[Given problem]:
Every line of the material that follows must be printed again exactly.

Stored dataset items:
■ ■ ■

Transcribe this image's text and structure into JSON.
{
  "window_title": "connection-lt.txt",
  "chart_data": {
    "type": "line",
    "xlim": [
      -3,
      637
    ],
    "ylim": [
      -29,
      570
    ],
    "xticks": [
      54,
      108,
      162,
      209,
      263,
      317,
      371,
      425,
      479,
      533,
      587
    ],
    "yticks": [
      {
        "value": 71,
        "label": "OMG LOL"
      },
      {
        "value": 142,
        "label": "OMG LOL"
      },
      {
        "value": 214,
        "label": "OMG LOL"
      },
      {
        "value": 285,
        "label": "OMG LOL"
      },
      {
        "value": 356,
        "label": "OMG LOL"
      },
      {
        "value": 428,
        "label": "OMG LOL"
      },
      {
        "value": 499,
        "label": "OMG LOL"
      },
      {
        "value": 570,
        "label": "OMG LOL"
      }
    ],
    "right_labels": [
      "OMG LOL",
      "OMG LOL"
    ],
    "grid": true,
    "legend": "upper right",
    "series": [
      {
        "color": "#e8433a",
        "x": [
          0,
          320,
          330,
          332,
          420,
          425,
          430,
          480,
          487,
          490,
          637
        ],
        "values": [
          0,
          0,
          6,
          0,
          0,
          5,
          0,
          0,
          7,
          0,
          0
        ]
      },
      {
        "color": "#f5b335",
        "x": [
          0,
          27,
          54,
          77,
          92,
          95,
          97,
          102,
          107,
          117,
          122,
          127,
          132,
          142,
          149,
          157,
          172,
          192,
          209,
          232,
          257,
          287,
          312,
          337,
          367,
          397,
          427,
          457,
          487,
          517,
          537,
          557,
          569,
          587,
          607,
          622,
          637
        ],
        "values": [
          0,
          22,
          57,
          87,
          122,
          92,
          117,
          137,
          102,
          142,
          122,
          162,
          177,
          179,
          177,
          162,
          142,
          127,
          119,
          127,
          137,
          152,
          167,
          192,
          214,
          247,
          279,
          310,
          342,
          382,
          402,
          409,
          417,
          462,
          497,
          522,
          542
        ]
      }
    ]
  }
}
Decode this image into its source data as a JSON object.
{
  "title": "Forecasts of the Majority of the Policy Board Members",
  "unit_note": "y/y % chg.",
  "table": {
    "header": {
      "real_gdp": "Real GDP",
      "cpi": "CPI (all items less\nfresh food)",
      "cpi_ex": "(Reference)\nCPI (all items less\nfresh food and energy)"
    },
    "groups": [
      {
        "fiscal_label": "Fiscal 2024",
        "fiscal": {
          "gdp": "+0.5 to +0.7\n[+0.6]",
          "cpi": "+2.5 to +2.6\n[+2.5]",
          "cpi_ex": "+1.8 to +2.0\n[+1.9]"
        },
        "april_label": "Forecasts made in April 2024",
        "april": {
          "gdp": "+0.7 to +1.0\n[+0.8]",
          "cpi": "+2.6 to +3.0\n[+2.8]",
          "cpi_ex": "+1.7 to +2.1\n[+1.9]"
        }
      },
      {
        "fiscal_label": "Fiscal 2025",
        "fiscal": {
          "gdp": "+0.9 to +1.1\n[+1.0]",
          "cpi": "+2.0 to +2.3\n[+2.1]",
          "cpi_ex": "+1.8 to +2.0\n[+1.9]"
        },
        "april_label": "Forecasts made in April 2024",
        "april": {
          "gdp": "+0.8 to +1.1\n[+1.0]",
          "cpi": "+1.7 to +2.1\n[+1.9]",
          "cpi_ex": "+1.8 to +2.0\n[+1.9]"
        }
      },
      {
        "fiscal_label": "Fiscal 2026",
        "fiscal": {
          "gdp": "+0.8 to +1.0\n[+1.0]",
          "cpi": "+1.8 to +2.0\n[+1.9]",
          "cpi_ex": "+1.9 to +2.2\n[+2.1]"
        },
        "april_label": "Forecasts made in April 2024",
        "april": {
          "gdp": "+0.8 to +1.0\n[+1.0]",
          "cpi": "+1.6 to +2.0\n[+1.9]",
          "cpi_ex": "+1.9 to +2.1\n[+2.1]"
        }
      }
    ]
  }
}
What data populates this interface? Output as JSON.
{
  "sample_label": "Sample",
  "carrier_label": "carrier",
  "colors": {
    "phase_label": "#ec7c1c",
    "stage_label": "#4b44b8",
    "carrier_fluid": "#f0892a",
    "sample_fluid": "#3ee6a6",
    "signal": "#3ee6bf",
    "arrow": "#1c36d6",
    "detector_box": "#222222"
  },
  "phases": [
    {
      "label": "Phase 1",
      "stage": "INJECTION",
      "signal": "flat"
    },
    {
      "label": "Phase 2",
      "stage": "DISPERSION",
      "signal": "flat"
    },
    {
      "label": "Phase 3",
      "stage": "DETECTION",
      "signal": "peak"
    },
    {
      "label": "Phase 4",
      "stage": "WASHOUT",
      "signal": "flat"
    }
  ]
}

■ ■ ■

[Full output]:
Transcribe this image's text and structure into JSON.
{
  "window_title": "connection-lt.txt",
  "chart_data": {
    "type": "line",
    "xlim": [
      -3,
      637
    ],
    "ylim": [
      -29,
      570
    ],
    "xticks": [
      54,
      108,
      162,
      209,
      263,
      317,
      371,
      425,
      479,
      533,
      587
    ],
    "yticks": [
      {
        "value": 71,
        "label": "OMG LOL"
      },
      {
        "value": 142,
        "label": "OMG LOL"
      },
      {
        "value": 214,
        "label": "OMG LOL"
      },
      {
        "value": 285,
        "label": "OMG LOL"
      },
      {
        "value": 356,
        "label": "OMG LOL"
      },
      {
        "value": 428,
        "label": "OMG LOL"
      },
      {
        "value": 499,
        "label": "OMG LOL"
      },
      {
        "value": 570,
        "label": "OMG LOL"
      }
    ],
    "right_labels": [
      "OMG LOL",
      "OMG LOL"
    ],
    "grid": true,
    "legend": "upper right",
    "series": [
      {
        "color": "#e8433a",
        "x": [
          0,
          320,
          330,
          332,
          420,
          425,
          430,
          480,
          487,
          490,
          637
        ],
        "values": [
          0,
          0,
          6,
          0,
          0,
          5,
          0,
          0,
          7,
          0,
          0
        ]
      },
      {
        "color": "#f5b335",
        "x": [
          0,
          27,
          54,
          77,
          92,
          95,
          97,
          102,
          107,
          117,
          122,
          127,
          132,
          142,
          149,
          157,
          172,
          192,
          209,
          232,
          257,
          287,
          312,
          337,
          367,
          397,
          427,
          457,
          487,
          517,
          537,
          557,
          569,
          587,
          607,
          622,
          637
        ],
        "values": [
          0,
          22,
          57,
          87,
          122,
          92,
          117,
          137,
          102,
          142,
          122,
          162,
          177,
          179,
          177,
          162,
          142,
          127,
          119,
          127,
          137,
          152,
          167,
          192,
          214,
          247,
          279,
          310,
          342,
          382,
          402,
          409,
          417,
          462,
          497,
          522,
          542
        ]
      }
    ]
  }
}
Decode this image into its source data as a JSON object.
{
  "title": "Forecasts of the Majority of the Policy Board Members",
  "unit_note": "y/y % chg.",
  "table": {
    "header": {
      "real_gdp": "Real GDP",
      "cpi": "CPI (all items less\nfresh food)",
      "cpi_ex": "(Reference)\nCPI (all items less\nfresh food and energy)"
    },
    "groups": [
      {
        "fiscal_label": "Fiscal 2024",
        "fiscal": {
          "gdp": "+0.5 to +0.7\n[+0.6]",
          "cpi": "+2.5 to +2.6\n[+2.5]",
          "cpi_ex": "+1.8 to +2.0\n[+1.9]"
        },
        "april_label": "Forecasts made in April 2024",
        "april": {
          "gdp": "+0.7 to +1.0\n[+0.8]",
          "cpi": "+2.6 to +3.0\n[+2.8]",
          "cpi_ex": "+1.7 to +2.1\n[+1.9]"
        }
      },
      {
        "fiscal_label": "Fiscal 2025",
        "fiscal": {
          "gdp": "+0.9 to +1.1\n[+1.0]",
          "cpi": "+2.0 to +2.3\n[+2.1]",
          "cpi_ex": "+1.8 to +2.0\n[+1.9]"
        },
        "april_label": "Forecasts made in April 2024",
        "april": {
          "gdp": "+0.8 to +1.1\n[+1.0]",
          "cpi": "+1.7 to +2.1\n[+1.9]",
          "cpi_ex": "+1.8 to +2.0\n[+1.9]"
        }
      },
      {
        "fiscal_label": "Fiscal 2026",
        "fiscal": {
          "gdp": "+0.8 to +1.0\n[+1.0]",
          "cpi": "+1.8 to +2.0\n[+1.9]",
          "cpi_ex": "+1.9 to +2.2\n[+2.1]"
        },
        "april_label": "Forecasts made in April 2024",
        "april": {
          "gdp": "+0.8 to +1.0\n[+1.0]",
          "cpi": "+1.6 to +2.0\n[+1.9]",
          "cpi_ex": "+1.9 to +2.1\n[+2.1]"
        }
      }
    ]
  }
}
What data populates this interface? Output as JSON.
{
  "sample_label": "Sample",
  "carrier_label": "carrier",
  "colors": {
    "phase_label": "#ec7c1c",
    "stage_label": "#4b44b8",
    "carrier_fluid": "#f0892a",
    "sample_fluid": "#3ee6a6",
    "signal": "#3ee6bf",
    "arrow": "#1c36d6",
    "detector_box": "#222222"
  },
  "phases": [
    {
      "label": "Phase 1",
      "stage": "INJECTION",
      "signal": "flat"
    },
    {
      "label": "Phase 2",
      "stage": "DISPERSION",
      "signal": "flat"
    },
    {
      "label": "Phase 3",
      "stage": "DETECTION",
      "signal": "peak"
    },
    {
      "label": "Phase 4",
      "stage": "WASHOUT",
      "signal": "flat"
    }
  ]
}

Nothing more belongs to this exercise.